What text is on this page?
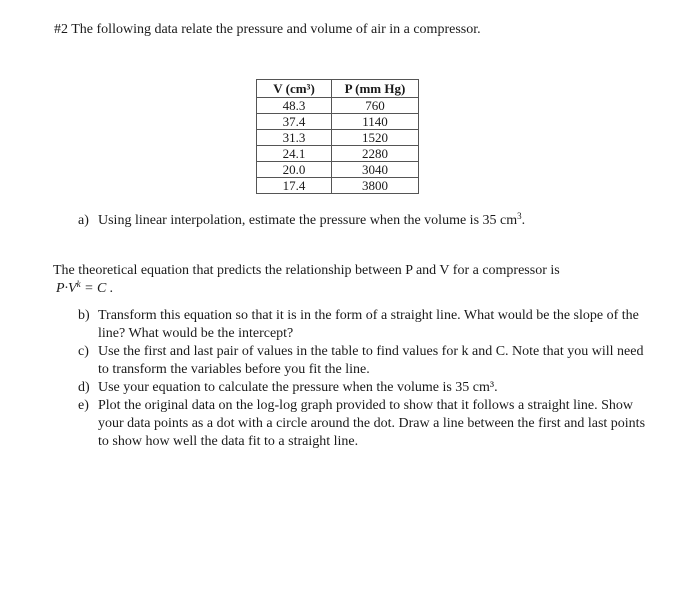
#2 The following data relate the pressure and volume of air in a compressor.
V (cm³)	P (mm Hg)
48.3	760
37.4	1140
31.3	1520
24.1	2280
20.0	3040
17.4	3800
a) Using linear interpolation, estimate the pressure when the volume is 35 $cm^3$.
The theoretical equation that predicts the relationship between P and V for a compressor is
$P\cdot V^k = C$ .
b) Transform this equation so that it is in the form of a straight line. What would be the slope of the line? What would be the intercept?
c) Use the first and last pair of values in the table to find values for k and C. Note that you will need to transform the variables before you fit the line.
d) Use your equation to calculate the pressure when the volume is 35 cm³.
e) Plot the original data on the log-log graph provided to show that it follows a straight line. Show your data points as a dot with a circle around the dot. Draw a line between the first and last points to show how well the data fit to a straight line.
────────────────────────────────────────
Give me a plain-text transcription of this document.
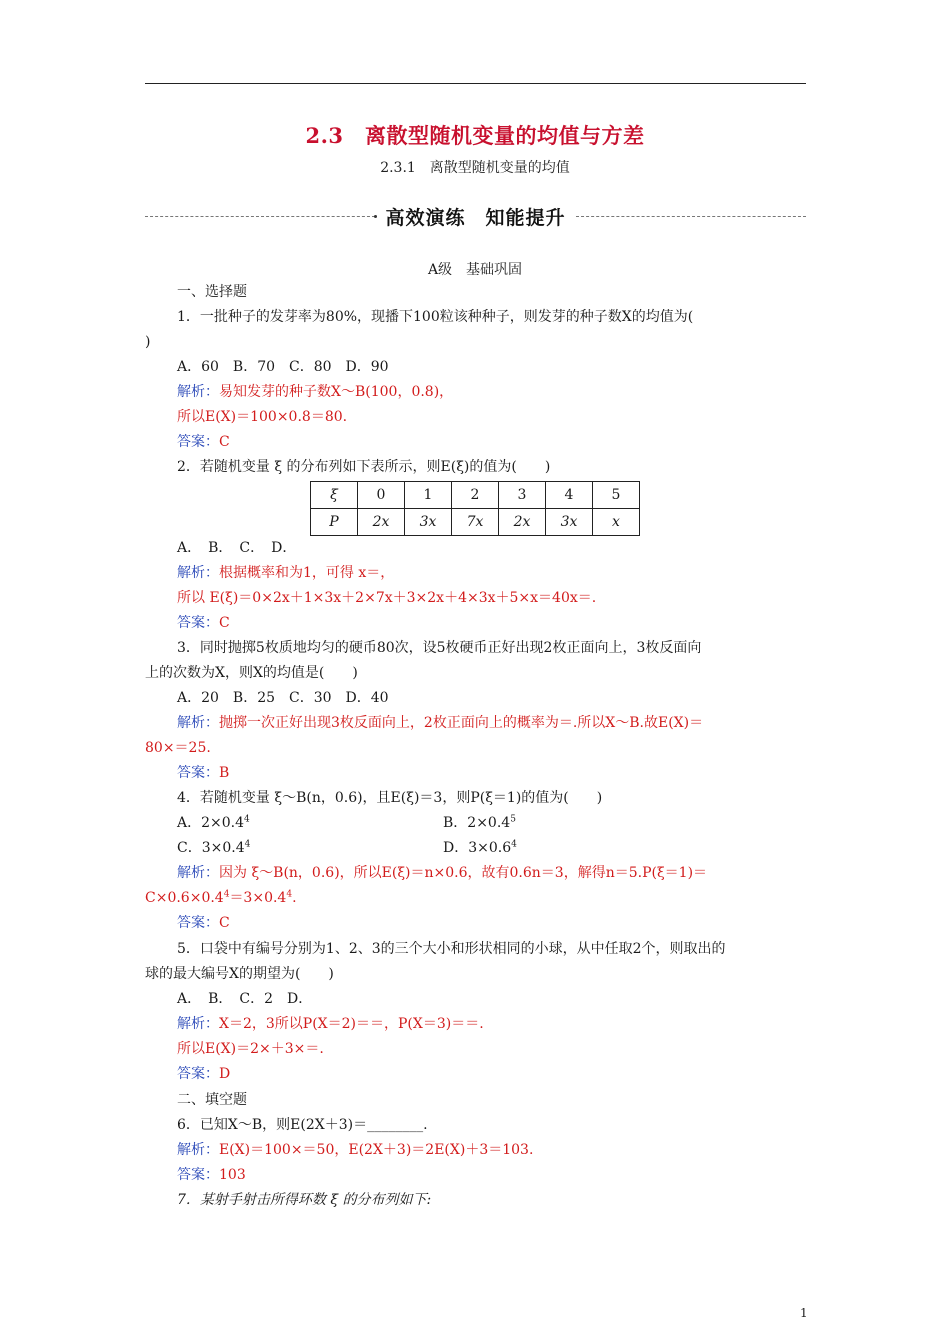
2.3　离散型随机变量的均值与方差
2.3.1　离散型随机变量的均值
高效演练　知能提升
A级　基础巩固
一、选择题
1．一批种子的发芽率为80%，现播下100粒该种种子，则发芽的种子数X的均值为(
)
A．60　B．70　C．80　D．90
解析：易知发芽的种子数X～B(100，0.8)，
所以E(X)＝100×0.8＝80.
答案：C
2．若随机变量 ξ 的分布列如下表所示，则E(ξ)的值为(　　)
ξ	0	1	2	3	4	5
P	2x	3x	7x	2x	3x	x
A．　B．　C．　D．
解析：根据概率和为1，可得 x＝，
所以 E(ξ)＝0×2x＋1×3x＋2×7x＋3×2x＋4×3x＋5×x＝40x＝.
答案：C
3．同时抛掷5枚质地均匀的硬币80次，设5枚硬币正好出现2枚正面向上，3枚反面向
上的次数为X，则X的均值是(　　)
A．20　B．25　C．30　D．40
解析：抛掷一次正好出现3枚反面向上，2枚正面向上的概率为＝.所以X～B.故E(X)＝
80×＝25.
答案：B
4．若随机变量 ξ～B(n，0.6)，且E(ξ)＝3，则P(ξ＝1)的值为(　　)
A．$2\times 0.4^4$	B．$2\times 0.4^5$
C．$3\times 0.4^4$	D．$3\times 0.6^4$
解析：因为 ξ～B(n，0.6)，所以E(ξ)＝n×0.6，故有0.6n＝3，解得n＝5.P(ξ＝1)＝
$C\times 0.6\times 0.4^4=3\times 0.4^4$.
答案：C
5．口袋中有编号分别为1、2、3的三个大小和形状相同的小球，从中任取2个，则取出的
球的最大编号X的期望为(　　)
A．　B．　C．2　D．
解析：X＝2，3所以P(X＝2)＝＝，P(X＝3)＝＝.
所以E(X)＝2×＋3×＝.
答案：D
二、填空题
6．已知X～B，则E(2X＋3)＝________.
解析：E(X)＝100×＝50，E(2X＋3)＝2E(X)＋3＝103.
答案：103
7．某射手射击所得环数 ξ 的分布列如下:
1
────────────────────────────────────────
* **Exercise instructions**: Copy every line in the entries above that has the string "若随机变量" in it.

* **Result for this task**:
2．若随机变量 ξ 的分布列如下表所示，则E(ξ)的值为(　　)
4．若随机变量 ξ～B(n，0.6)，且E(ξ)＝3，则P(ξ＝1)的值为(　　)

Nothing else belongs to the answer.